=== WHAT IS ASKED ===
Track down the lines that contain "我的月亮啊我的月" and copy them.

=== MATERIAL PROVIDED ===
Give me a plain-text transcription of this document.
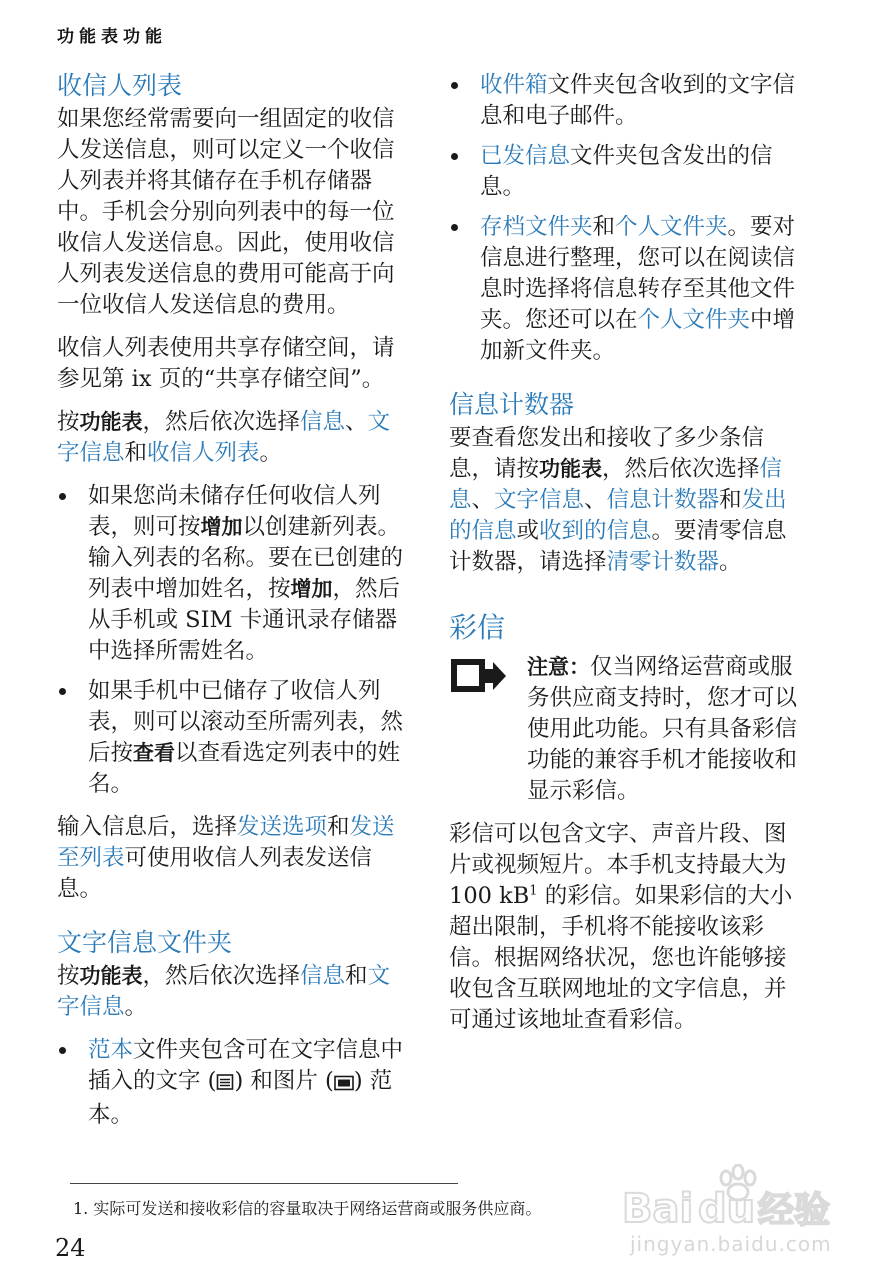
功能表功能
收信人列表

如果您经常需要向一组固定的收信人发送信息，则可以定义一个收信人列表并将其储存在手机存储器中。手机会分别向列表中的每一位收信人发送信息。因此，使用收信人列表发送信息的费用可能高于向一位收信人发送信息的费用。

收信人列表使用共享存储空间，请参见第 ix 页的“共享存储空间”。

按功能表，然后依次选择信息、文字信息和收信人列表。

如果您尚未储存任何收信人列表，则可按增加以创建新列表。输入列表的名称。要在已创建的列表中增加姓名，按增加，然后从手机或 SIM 卡通讯录存储器中选择所需姓名。
如果手机中已储存了收信人列表，则可以滚动至所需列表，然后按查看以查看选定列表中的姓名。

输入信息后，选择发送选项和发送至列表可使用收信人列表发送信息。

文字信息文件夹

按功能表，然后依次选择信息和文字信息。

范本文件夹包含可在文字信息中插入的文字 ( ) 和图片 ( ) 范本。
收件箱文件夹包含收到的文字信息和电子邮件。
已发信息文件夹包含发出的信息。
存档文件夹和个人文件夹。要对信息进行整理，您可以在阅读信息时选择将信息转存至其他文件夹。您还可以在个人文件夹中增加新文件夹。
信息计数器

要查看您发出和接收了多少条信息，请按功能表，然后依次选择信息、文字信息、信息计数器和发出的信息或收到的信息。要清零信息计数器，请选择清零计数器。

彩信
注意：仅当网络运营商或服务供应商支持时，您才可以使用此功能。只有具备彩信功能的兼容手机才能接收和显示彩信。

彩信可以包含文字、声音片段、图片或视频短片。本手机支持最大为 100 $kB^1$ 的彩信。如果彩信的大小超出限制，手机将不能接收该彩信。根据网络状况，您也许能够接收包含互联网地址的文字信息，并可通过该地址查看彩信。

1. 实际可发送和接收彩信的容量取决于网络运营商或服务供应商。
24
Bai du 经验
jingyan.baidu.com
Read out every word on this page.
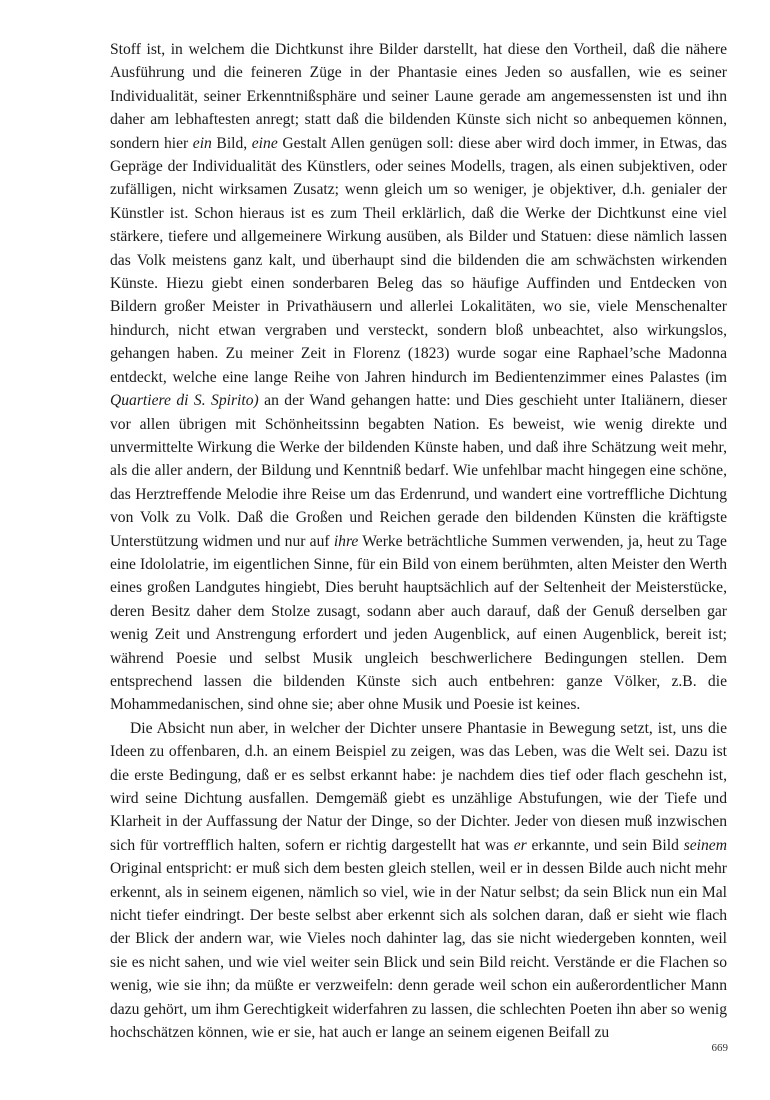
Stoff ist, in welchem die Dichtkunst ihre Bilder darstellt, hat diese den Vortheil, daß die nähere Ausführung und die feineren Züge in der Phantasie eines Jeden so ausfallen, wie es seiner Individualität, seiner Erkenntnißsphäre und seiner Laune gerade am angemessensten ist und ihn daher am lebhaftesten anregt; statt daß die bildenden Künste sich nicht so anbequemen können, sondern hier ein Bild, eine Gestalt Allen genügen soll: diese aber wird doch immer, in Etwas, das Gepräge der Individualität des Künstlers, oder seines Modells, tragen, als einen subjektiven, oder zufälligen, nicht wirksamen Zusatz; wenn gleich um so weniger, je objektiver, d.h. genialer der Künstler ist. Schon hieraus ist es zum Theil erklärlich, daß die Werke der Dichtkunst eine viel stärkere, tiefere und allgemeinere Wirkung ausüben, als Bilder und Statuen: diese nämlich lassen das Volk meistens ganz kalt, und überhaupt sind die bildenden die am schwächsten wirkenden Künste. Hiezu giebt einen sonderbaren Beleg das so häufige Auffinden und Entdecken von Bildern großer Meister in Privathäusern und allerlei Lokalitäten, wo sie, viele Menschenalter hindurch, nicht etwan vergraben und versteckt, sondern bloß unbeachtet, also wirkungslos, gehangen haben. Zu meiner Zeit in Florenz (1823) wurde sogar eine Raphael’sche Madonna entdeckt, welche eine lange Reihe von Jahren hindurch im Bedientenzimmer eines Palastes (im Quartiere di S. Spirito) an der Wand gehangen hatte: und Dies geschieht unter Italiänern, dieser vor allen übrigen mit Schönheitssinn begabten Nation. Es beweist, wie wenig direkte und unvermittelte Wirkung die Werke der bildenden Künste haben, und daß ihre Schätzung weit mehr, als die aller andern, der Bildung und Kenntniß bedarf. Wie unfehlbar macht hingegen eine schöne, das Herztreffende Melodie ihre Reise um das Erdenrund, und wandert eine vortreffliche Dichtung von Volk zu Volk. Daß die Großen und Reichen gerade den bildenden Künsten die kräftigste Unterstützung widmen und nur auf ihre Werke beträchtliche Summen verwenden, ja, heut zu Tage eine Idololatrie, im eigentlichen Sinne, für ein Bild von einem berühmten, alten Meister den Werth eines großen Landgutes hingiebt, Dies beruht hauptsächlich auf der Seltenheit der Meisterstücke, deren Besitz daher dem Stolze zusagt, sodann aber auch darauf, daß der Genuß derselben gar wenig Zeit und Anstrengung erfordert und jeden Augenblick, auf einen Augenblick, bereit ist; während Poesie und selbst Musik ungleich beschwerlichere Bedingungen stellen. Dem entsprechend lassen die bildenden Künste sich auch entbehren: ganze Völker, z.B. die Mohammedanischen, sind ohne sie; aber ohne Musik und Poesie ist keines.

Die Absicht nun aber, in welcher der Dichter unsere Phantasie in Bewegung setzt, ist, uns die Ideen zu offenbaren, d.h. an einem Beispiel zu zeigen, was das Leben, was die Welt sei. Dazu ist die erste Bedingung, daß er es selbst erkannt habe: je nachdem dies tief oder flach geschehn ist, wird seine Dichtung ausfallen. Demgemäß giebt es unzählige Abstufungen, wie der Tiefe und Klarheit in der Auffassung der Natur der Dinge, so der Dichter. Jeder von diesen muß inzwischen sich für vortrefflich halten, sofern er richtig dargestellt hat was er erkannte, und sein Bild seinem Original entspricht: er muß sich dem besten gleich stellen, weil er in dessen Bilde auch nicht mehr erkennt, als in seinem eigenen, nämlich so viel, wie in der Natur selbst; da sein Blick nun ein Mal nicht tiefer eindringt. Der beste selbst aber erkennt sich als solchen daran, daß er sieht wie flach der Blick der andern war, wie Vieles noch dahinter lag, das sie nicht wiedergeben konnten, weil sie es nicht sahen, und wie viel weiter sein Blick und sein Bild reicht. Verstände er die Flachen so wenig, wie sie ihn; da müßte er verzweifeln: denn gerade weil schon ein außerordentlicher Mann dazu gehört, um ihm Gerechtigkeit widerfahren zu lassen, die schlechten Poeten ihn aber so wenig hochschätzen können, wie er sie, hat auch er lange an seinem eigenen Beifall zu

669
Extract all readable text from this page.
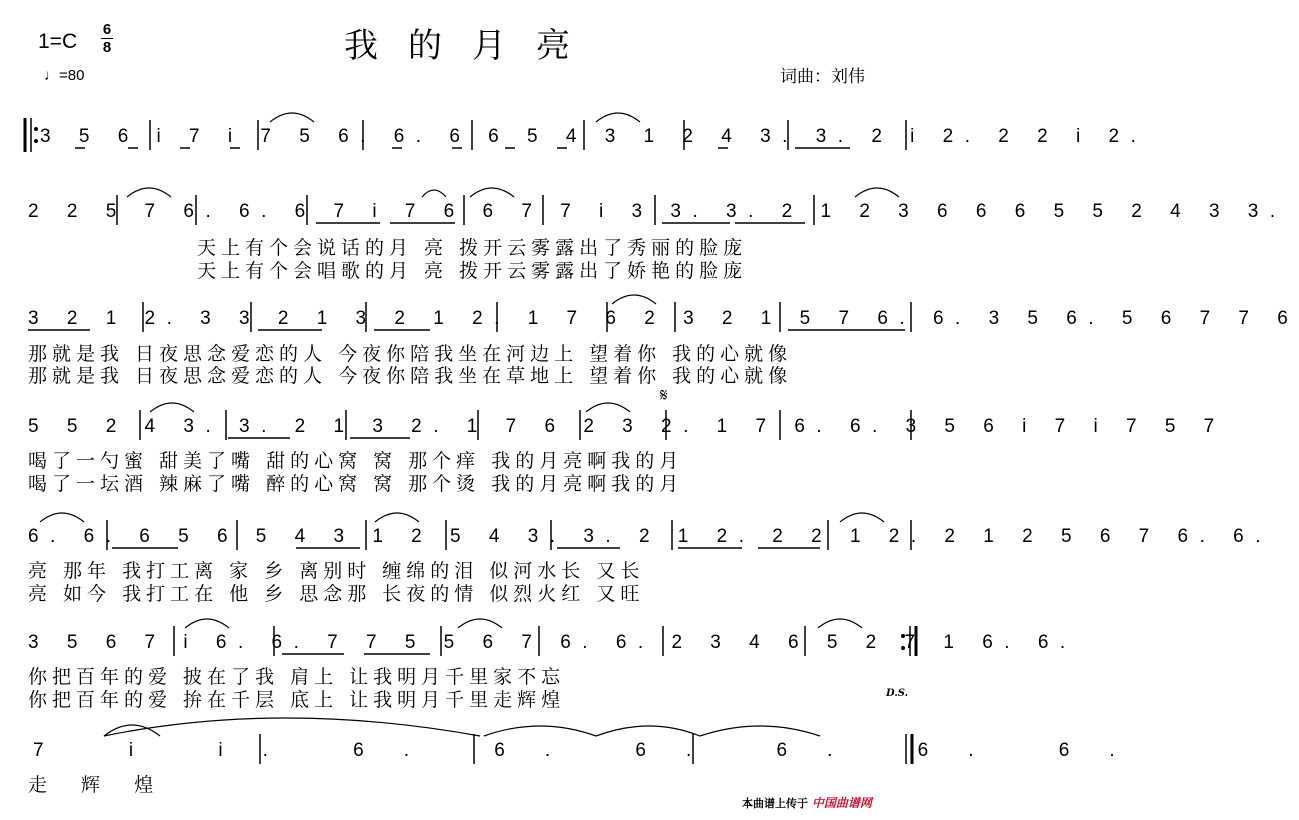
我的月亮
1=C
6
8
♩=80	词曲：刘伟
3 5 6 i 7 i 7 5 6. 6. 6 6 5 4 3 1 2 4 3. 3. 2 i 2. 2 2 i 2.
2 2 5 7 6. 6. 6 7 i 7 6 6 7 7 i 3 3. 3. 2 1 2 3 6 6 6 5 5 2 4 3 3.
天上有个会说话的月 亮 拨开云雾露出了秀丽的脸庞
天上有个会唱歌的月 亮 拨开云雾露出了娇艳的脸庞
3 2 1 2. 3 3 2 1 3 2 1 2. 1 7 6 2 3 2 1 5 7 6. 6. 3 5 6. 5 6 7 7 6
那就是我 日夜思念爱恋的人 今夜你陪我坐在河边上 望着你 我的心就像
那就是我 日夜思念爱恋的人 今夜你陪我坐在草地上 望着你 我的心就像
𝄋
5 5 2 4 3. 3. 2 1 3 2. 1 7 6 2 3 2. 1 7 6. 6. 3 5 6 i 7 i 7 5 7
喝了一勺蜜 甜美了嘴 甜的心窝 窝 那个痒 我的月亮啊我的月
喝了一坛酒 辣麻了嘴 醉的心窝 窝 那个烫 我的月亮啊我的月
6. 6. 6 5 6 5 4 3 1 2 5 4 3. 3. 2 1 2. 2 2 1 2. 2 1 2 5 6 7 6. 6.
亮 那年 我打工离 家 乡 离别时 缠绵的泪 似河水长 又长
亮 如今 我打工在 他 乡 思念那 长夜的情 似烈火红 又旺
3 5 6 7 i 6. 6. 7 7 5 5 6 7 6. 6. 2 3 4 6 5 2 7 1 6. 6.
你把百年的爱 披在了我 肩上 让我明月千里家不忘
你把百年的爱 拚在千层 底上 让我明月千里走辉煌	D.S.
7 i i. 6. 6. 6. 6. 6. 6.
走 辉 煌
本曲谱上传于 中国曲谱网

=== WORKED SOLUTION ===
喝了一勺蜜 甜美了嘴 甜的心窝 窝 那个痒 我的月亮啊我的月
喝了一坛酒 辣麻了嘴 醉的心窝 窝 那个烫 我的月亮啊我的月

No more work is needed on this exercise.